── Material to process ──
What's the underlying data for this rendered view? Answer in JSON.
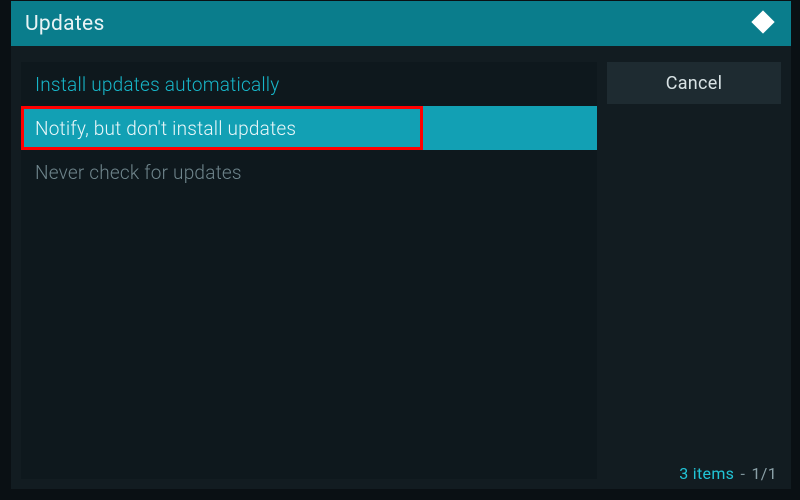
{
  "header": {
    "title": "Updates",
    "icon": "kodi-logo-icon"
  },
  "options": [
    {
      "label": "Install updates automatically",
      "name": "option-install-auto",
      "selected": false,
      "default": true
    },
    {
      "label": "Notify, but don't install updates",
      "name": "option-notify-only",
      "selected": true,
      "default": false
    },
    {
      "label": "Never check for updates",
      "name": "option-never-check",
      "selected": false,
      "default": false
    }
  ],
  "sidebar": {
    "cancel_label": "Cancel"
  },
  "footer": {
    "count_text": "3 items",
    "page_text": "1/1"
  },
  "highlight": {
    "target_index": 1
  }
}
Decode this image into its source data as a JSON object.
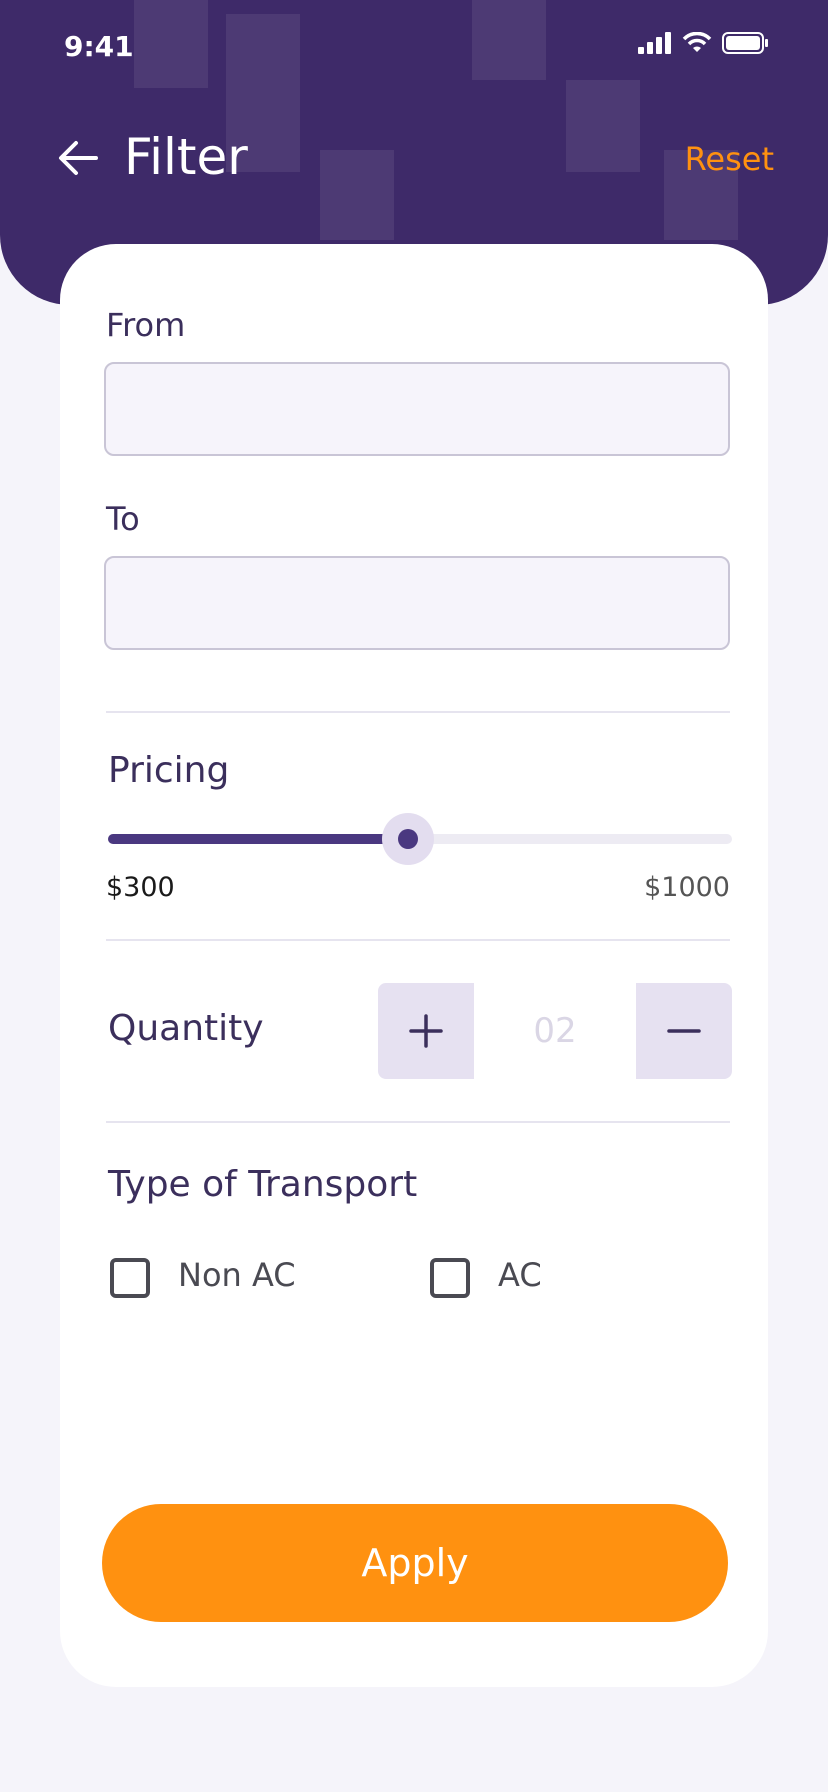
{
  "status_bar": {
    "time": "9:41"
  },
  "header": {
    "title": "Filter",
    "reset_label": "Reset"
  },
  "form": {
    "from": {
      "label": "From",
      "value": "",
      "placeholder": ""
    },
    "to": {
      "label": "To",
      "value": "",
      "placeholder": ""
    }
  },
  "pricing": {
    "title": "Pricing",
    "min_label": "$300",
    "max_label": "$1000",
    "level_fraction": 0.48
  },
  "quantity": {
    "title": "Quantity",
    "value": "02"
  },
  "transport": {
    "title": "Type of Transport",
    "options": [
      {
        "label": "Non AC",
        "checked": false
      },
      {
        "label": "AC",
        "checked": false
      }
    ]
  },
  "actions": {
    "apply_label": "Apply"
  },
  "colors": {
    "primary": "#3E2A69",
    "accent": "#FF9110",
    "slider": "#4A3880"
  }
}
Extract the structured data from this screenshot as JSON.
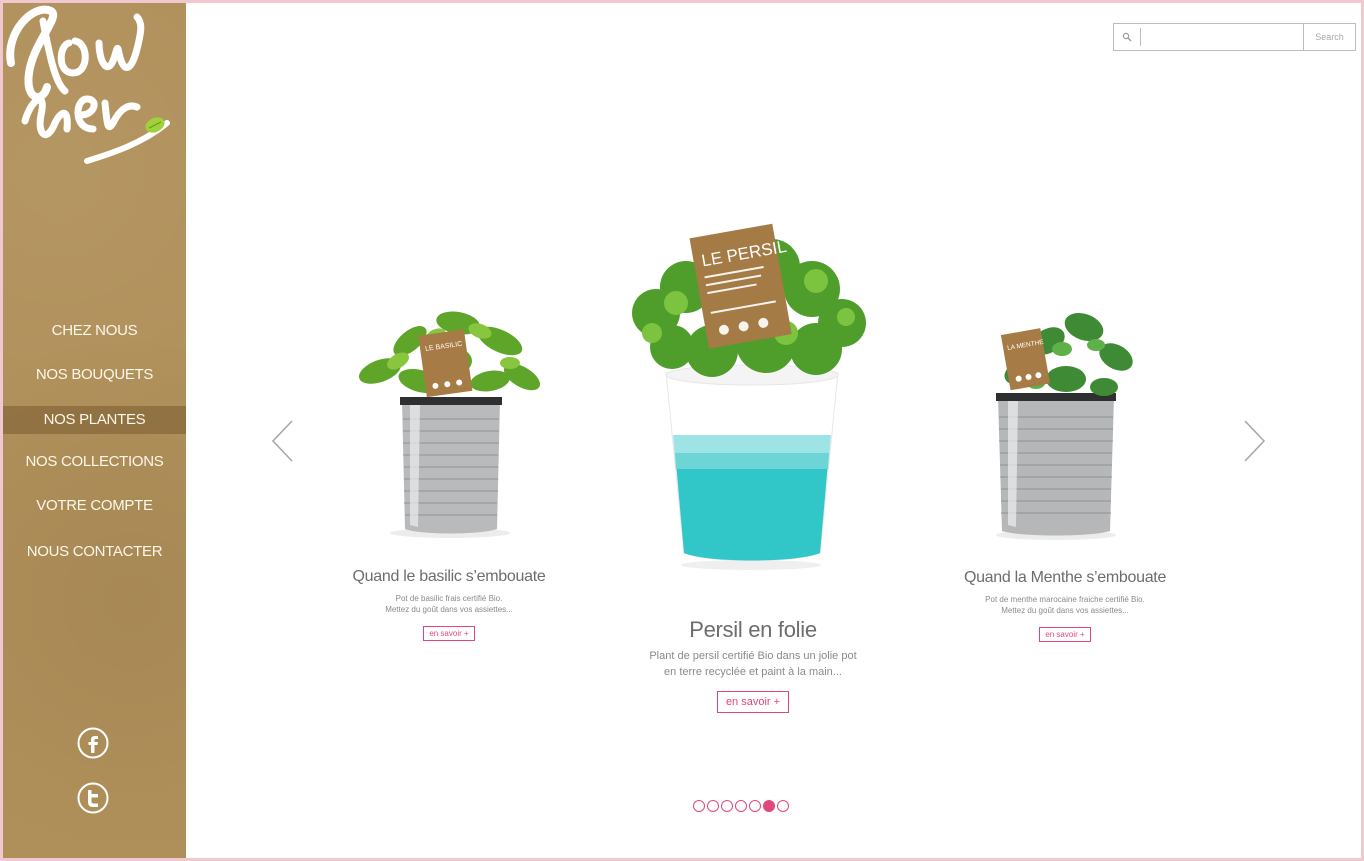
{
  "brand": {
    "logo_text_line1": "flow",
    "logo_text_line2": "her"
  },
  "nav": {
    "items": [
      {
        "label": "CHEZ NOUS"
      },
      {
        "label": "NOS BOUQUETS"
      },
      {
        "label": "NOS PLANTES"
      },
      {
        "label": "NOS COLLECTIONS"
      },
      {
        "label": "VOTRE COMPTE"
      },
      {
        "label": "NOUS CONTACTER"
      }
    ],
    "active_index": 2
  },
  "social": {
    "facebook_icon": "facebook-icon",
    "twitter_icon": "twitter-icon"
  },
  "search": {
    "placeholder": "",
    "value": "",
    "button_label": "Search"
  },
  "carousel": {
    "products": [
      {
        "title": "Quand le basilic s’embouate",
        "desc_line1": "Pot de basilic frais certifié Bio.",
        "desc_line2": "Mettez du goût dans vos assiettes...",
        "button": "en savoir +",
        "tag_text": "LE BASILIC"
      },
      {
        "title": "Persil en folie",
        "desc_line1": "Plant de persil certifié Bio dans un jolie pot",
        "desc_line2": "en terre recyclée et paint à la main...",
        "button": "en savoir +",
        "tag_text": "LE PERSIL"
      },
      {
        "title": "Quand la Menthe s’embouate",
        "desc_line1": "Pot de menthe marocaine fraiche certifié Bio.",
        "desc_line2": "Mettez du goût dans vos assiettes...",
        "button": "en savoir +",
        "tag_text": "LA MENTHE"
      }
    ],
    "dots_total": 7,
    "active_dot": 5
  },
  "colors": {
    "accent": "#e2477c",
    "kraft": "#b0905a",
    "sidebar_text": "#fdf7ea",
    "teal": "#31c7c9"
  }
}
───
> _Written request_
Output every entry word for word, but omit the pictures.

> _Exercise solution_
What's the underlying data for this rendered view? Answer in JSON.
{
  "header": {
    "title": "Updates",
    "icon": "kodi-logo-icon"
  },
  "options": [
    {
      "label": "Install updates automatically",
      "name": "option-install-auto",
      "selected": false,
      "default": true
    },
    {
      "label": "Notify, but don't install updates",
      "name": "option-notify-only",
      "selected": true,
      "default": false
    },
    {
      "label": "Never check for updates",
      "name": "option-never-check",
      "selected": false,
      "default": false
    }
  ],
  "sidebar": {
    "cancel_label": "Cancel"
  },
  "footer": {
    "count_text": "3 items",
    "page_text": "1/1"
  },
  "highlight": {
    "target_index": 1
  }
}
Decode this image into its source data as a JSON object.
{
  "status_bar": {
    "time": "9:41"
  },
  "header": {
    "title": "Filter",
    "reset_label": "Reset"
  },
  "form": {
    "from": {
      "label": "From",
      "value": "",
      "placeholder": ""
    },
    "to": {
      "label": "To",
      "value": "",
      "placeholder": ""
    }
  },
  "pricing": {
    "title": "Pricing",
    "min_label": "$300",
    "max_label": "$1000",
    "level_fraction": 0.48
  },
  "quantity": {
    "title": "Quantity",
    "value": "02"
  },
  "transport": {
    "title": "Type of Transport",
    "options": [
      {
        "label": "Non AC",
        "checked": false
      },
      {
        "label": "AC",
        "checked": false
      }
    ]
  },
  "actions": {
    "apply_label": "Apply"
  },
  "colors": {
    "primary": "#3E2A69",
    "accent": "#FF9110",
    "slider": "#4A3880"
  }
}
Extract the structured data from this screenshot as JSON.
{
  "brand": {
    "logo_text_line1": "flow",
    "logo_text_line2": "her"
  },
  "nav": {
    "items": [
      {
        "label": "CHEZ NOUS"
      },
      {
        "label": "NOS BOUQUETS"
      },
      {
        "label": "NOS PLANTES"
      },
      {
        "label": "NOS COLLECTIONS"
      },
      {
        "label": "VOTRE COMPTE"
      },
      {
        "label": "NOUS CONTACTER"
      }
    ],
    "active_index": 2
  },
  "social": {
    "facebook_icon": "facebook-icon",
    "twitter_icon": "twitter-icon"
  },
  "search": {
    "placeholder": "",
    "value": "",
    "button_label": "Search"
  },
  "carousel": {
    "products": [
      {
        "title": "Quand le basilic s’embouate",
        "desc_line1": "Pot de basilic frais certifié Bio.",
        "desc_line2": "Mettez du goût dans vos assiettes...",
        "button": "en savoir +",
        "tag_text": "LE BASILIC"
      },
      {
        "title": "Persil en folie",
        "desc_line1": "Plant de persil certifié Bio dans un jolie pot",
        "desc_line2": "en terre recyclée et paint à la main...",
        "button": "en savoir +",
        "tag_text": "LE PERSIL"
      },
      {
        "title": "Quand la Menthe s’embouate",
        "desc_line1": "Pot de menthe marocaine fraiche certifié Bio.",
        "desc_line2": "Mettez du goût dans vos assiettes...",
        "button": "en savoir +",
        "tag_text": "LA MENTHE"
      }
    ],
    "dots_total": 7,
    "active_dot": 5
  },
  "colors": {
    "accent": "#e2477c",
    "kraft": "#b0905a",
    "sidebar_text": "#fdf7ea",
    "teal": "#31c7c9"
  }
}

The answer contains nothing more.